AIM OF THE TASK: Without the images, print all the entries below exactly as given.

BEGIN

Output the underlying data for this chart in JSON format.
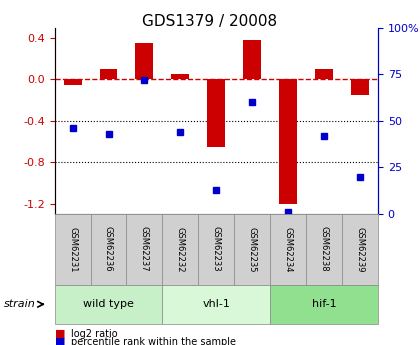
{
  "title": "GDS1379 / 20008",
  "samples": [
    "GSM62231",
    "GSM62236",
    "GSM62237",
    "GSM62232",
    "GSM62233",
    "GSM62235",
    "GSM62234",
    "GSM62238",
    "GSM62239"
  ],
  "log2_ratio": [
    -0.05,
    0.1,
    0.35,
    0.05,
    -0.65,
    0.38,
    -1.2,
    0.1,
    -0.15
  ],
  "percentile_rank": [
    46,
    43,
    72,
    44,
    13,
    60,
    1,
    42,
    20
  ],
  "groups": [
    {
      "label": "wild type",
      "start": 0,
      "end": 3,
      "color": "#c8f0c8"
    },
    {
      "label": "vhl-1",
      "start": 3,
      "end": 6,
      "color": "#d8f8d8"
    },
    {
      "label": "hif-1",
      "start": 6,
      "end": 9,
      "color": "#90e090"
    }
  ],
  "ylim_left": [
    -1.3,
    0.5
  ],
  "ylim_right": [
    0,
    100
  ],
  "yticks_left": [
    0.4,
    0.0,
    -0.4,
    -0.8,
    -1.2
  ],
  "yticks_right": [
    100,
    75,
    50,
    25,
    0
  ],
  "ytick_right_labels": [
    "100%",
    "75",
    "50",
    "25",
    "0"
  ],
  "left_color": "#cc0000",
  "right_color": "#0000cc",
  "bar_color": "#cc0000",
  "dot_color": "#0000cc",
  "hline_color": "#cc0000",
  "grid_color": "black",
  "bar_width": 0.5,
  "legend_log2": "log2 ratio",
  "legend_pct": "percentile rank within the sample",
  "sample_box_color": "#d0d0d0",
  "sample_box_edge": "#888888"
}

END

FULL RESPONSE:
Output the underlying data for this chart in JSON format.
{
  "title": "GDS1379 / 20008",
  "samples": [
    "GSM62231",
    "GSM62236",
    "GSM62237",
    "GSM62232",
    "GSM62233",
    "GSM62235",
    "GSM62234",
    "GSM62238",
    "GSM62239"
  ],
  "log2_ratio": [
    -0.05,
    0.1,
    0.35,
    0.05,
    -0.65,
    0.38,
    -1.2,
    0.1,
    -0.15
  ],
  "percentile_rank": [
    46,
    43,
    72,
    44,
    13,
    60,
    1,
    42,
    20
  ],
  "groups": [
    {
      "label": "wild type",
      "start": 0,
      "end": 3,
      "color": "#c8f0c8"
    },
    {
      "label": "vhl-1",
      "start": 3,
      "end": 6,
      "color": "#d8f8d8"
    },
    {
      "label": "hif-1",
      "start": 6,
      "end": 9,
      "color": "#90e090"
    }
  ],
  "ylim_left": [
    -1.3,
    0.5
  ],
  "ylim_right": [
    0,
    100
  ],
  "yticks_left": [
    0.4,
    0.0,
    -0.4,
    -0.8,
    -1.2
  ],
  "yticks_right": [
    100,
    75,
    50,
    25,
    0
  ],
  "ytick_right_labels": [
    "100%",
    "75",
    "50",
    "25",
    "0"
  ],
  "left_color": "#cc0000",
  "right_color": "#0000cc",
  "bar_color": "#cc0000",
  "dot_color": "#0000cc",
  "hline_color": "#cc0000",
  "grid_color": "black",
  "bar_width": 0.5,
  "legend_log2": "log2 ratio",
  "legend_pct": "percentile rank within the sample",
  "sample_box_color": "#d0d0d0",
  "sample_box_edge": "#888888"
}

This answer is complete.